SET TASK: Using the data below, copy each line that includes the word "connections".
— start —
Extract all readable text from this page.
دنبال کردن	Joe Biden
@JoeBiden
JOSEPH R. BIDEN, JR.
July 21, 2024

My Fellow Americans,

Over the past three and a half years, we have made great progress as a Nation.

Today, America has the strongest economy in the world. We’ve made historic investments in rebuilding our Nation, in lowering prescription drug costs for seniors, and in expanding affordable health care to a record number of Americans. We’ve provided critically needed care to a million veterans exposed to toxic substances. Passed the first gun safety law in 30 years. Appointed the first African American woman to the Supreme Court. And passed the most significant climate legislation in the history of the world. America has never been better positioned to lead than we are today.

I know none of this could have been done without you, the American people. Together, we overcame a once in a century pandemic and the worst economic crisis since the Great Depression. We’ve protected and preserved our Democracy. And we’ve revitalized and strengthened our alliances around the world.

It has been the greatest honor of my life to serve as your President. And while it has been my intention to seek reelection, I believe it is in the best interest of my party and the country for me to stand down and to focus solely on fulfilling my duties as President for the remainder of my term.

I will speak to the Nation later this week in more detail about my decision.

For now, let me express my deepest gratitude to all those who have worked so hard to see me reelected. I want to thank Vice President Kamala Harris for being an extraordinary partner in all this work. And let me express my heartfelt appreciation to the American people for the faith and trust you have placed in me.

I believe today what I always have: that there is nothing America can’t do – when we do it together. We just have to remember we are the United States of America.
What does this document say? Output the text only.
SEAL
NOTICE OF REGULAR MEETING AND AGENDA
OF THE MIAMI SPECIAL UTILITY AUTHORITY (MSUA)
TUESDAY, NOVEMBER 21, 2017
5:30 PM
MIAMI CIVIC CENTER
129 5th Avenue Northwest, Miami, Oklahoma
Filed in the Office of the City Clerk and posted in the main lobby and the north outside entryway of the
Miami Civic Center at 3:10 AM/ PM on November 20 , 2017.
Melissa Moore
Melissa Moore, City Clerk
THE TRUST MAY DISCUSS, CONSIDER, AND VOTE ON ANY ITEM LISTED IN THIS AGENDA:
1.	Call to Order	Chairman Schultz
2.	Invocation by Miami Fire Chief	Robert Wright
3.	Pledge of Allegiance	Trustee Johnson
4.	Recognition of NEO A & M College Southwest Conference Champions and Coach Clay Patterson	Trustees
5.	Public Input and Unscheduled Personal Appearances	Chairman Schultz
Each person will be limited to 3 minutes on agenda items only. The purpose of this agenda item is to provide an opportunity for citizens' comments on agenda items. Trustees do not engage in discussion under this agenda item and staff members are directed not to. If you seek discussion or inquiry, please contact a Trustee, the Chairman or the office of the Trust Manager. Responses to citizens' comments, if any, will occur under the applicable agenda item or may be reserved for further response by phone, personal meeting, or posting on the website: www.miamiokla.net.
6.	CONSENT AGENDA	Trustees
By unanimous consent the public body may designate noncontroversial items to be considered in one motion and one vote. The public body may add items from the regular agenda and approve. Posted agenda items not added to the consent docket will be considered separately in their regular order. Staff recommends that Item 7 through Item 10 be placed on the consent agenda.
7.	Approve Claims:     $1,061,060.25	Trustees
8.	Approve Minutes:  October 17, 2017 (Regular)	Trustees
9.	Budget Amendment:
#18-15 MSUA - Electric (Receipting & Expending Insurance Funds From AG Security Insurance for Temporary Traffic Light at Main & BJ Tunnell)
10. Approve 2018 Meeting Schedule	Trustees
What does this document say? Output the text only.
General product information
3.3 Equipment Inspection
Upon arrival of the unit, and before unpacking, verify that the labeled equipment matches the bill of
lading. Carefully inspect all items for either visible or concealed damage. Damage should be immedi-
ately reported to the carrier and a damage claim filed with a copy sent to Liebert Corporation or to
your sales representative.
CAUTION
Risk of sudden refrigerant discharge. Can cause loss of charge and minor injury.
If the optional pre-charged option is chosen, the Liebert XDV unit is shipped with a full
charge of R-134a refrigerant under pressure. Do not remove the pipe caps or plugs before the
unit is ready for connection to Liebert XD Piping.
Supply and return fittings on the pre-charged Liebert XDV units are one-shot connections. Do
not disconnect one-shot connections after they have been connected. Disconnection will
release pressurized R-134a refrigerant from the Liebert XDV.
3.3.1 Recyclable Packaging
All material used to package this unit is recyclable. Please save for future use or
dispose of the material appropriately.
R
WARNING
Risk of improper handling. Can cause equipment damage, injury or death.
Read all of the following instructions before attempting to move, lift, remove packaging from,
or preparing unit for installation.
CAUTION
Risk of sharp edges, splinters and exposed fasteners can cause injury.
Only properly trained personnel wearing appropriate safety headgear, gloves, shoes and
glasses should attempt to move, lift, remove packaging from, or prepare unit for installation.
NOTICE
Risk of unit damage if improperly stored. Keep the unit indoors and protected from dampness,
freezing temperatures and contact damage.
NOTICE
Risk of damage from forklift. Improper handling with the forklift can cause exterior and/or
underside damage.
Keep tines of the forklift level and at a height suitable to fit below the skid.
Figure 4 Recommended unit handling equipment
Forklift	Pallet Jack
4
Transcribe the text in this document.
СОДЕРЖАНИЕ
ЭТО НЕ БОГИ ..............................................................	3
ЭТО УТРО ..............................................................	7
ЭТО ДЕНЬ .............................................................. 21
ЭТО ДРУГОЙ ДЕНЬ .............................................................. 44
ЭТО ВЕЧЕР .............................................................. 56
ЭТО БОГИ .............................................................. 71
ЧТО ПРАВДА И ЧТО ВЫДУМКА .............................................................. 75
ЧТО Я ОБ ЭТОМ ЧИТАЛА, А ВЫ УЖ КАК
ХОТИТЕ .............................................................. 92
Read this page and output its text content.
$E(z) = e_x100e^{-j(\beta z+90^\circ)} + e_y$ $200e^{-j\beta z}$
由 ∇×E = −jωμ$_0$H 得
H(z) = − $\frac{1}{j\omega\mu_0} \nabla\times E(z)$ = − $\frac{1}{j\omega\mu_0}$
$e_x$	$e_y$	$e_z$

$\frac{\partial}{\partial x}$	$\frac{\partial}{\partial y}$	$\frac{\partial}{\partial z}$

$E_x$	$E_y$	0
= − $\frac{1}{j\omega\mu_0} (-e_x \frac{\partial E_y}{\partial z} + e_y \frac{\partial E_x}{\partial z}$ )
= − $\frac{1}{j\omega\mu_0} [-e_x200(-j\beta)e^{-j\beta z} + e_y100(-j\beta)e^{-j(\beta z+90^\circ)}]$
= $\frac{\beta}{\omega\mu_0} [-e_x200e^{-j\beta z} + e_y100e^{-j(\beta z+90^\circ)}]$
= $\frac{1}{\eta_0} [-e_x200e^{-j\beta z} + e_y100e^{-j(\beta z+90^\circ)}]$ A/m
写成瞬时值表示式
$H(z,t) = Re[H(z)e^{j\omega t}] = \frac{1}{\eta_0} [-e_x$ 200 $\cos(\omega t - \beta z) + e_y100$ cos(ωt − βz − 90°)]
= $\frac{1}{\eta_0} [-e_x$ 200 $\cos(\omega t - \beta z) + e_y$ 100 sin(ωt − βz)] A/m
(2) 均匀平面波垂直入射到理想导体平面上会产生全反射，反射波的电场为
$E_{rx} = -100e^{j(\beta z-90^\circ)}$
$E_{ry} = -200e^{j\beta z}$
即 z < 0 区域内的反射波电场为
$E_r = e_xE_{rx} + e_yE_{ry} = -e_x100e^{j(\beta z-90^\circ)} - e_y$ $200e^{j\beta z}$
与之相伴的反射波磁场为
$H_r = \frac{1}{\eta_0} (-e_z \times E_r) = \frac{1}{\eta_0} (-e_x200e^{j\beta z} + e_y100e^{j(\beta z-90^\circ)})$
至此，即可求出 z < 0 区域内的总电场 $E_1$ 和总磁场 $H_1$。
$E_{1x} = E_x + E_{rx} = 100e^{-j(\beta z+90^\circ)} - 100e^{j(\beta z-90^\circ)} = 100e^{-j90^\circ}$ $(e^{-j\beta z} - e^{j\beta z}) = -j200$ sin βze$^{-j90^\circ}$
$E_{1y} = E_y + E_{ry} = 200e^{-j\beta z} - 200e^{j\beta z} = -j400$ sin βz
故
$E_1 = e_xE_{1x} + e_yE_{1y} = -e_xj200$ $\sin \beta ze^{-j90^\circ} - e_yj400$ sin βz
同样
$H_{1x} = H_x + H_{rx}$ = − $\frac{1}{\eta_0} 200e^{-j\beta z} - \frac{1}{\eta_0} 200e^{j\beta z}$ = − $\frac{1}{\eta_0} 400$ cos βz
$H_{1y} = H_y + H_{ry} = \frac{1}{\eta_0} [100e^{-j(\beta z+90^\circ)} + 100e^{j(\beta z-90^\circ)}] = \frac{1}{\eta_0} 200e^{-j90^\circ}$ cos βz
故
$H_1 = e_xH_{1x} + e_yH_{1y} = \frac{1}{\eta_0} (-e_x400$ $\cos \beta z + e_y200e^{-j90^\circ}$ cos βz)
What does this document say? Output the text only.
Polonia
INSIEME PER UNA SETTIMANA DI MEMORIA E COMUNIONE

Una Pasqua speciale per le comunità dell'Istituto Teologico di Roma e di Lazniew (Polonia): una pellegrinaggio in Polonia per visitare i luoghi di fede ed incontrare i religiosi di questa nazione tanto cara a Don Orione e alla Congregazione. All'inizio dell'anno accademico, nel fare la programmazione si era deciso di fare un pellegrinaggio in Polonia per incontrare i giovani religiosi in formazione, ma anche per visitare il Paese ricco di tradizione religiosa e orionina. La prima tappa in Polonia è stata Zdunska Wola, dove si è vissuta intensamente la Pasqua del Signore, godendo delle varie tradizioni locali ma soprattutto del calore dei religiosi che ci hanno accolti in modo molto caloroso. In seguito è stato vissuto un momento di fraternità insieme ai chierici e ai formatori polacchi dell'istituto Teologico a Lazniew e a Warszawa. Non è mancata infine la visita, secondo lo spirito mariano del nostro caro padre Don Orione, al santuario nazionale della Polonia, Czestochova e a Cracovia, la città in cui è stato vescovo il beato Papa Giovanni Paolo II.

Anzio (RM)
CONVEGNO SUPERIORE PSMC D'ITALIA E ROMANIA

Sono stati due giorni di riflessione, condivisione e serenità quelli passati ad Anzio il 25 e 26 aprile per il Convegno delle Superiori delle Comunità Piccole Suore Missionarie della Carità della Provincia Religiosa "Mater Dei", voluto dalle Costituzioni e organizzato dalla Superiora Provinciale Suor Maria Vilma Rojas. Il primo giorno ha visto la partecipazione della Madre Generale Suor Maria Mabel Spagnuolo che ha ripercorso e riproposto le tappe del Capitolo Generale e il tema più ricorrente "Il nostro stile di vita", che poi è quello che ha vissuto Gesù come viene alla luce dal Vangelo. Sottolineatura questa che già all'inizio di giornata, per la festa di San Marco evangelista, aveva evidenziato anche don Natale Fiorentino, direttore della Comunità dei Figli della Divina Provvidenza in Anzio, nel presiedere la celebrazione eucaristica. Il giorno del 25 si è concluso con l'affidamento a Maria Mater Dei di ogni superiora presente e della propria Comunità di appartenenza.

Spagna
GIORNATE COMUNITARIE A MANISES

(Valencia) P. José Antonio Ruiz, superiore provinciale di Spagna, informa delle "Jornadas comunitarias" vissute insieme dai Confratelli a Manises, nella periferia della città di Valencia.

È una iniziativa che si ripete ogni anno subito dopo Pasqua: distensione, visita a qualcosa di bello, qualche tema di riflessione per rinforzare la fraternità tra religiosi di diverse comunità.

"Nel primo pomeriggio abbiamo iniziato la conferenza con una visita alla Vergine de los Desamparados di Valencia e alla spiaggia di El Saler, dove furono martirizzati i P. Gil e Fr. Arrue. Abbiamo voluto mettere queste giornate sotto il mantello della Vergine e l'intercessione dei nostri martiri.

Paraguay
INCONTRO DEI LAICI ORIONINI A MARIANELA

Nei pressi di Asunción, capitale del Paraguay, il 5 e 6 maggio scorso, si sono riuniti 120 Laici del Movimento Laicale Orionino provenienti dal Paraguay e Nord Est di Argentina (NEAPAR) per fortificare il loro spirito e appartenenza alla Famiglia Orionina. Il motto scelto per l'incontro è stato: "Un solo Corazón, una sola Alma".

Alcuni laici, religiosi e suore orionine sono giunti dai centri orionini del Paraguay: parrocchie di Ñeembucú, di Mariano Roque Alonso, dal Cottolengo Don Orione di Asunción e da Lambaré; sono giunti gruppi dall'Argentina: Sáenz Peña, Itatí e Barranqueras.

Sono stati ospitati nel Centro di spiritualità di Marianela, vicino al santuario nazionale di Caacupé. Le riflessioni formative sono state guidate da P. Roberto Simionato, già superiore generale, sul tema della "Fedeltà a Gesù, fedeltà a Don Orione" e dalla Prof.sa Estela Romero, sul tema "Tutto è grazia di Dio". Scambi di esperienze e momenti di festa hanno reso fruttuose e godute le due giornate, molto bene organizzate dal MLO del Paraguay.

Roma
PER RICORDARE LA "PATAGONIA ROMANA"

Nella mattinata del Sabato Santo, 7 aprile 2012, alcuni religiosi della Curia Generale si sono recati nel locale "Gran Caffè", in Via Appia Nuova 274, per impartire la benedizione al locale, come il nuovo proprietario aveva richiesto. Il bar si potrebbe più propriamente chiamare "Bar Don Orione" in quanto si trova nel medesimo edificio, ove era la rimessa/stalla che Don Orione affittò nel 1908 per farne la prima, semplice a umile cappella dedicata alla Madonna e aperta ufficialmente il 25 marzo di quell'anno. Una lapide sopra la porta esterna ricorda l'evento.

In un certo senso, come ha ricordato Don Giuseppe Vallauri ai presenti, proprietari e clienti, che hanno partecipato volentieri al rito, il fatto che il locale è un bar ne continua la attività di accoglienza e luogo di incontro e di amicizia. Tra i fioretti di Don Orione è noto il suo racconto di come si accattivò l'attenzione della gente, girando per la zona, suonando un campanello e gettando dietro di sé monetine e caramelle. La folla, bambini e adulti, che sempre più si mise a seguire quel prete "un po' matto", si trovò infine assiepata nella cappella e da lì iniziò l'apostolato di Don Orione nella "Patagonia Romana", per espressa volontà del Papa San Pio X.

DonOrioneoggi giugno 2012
— end —
RESPONSE BELOW:
Supply and return fittings on the pre-charged Liebert XDV units are one-shot connections. Do
not disconnect one-shot connections after they have been connected. Disconnection will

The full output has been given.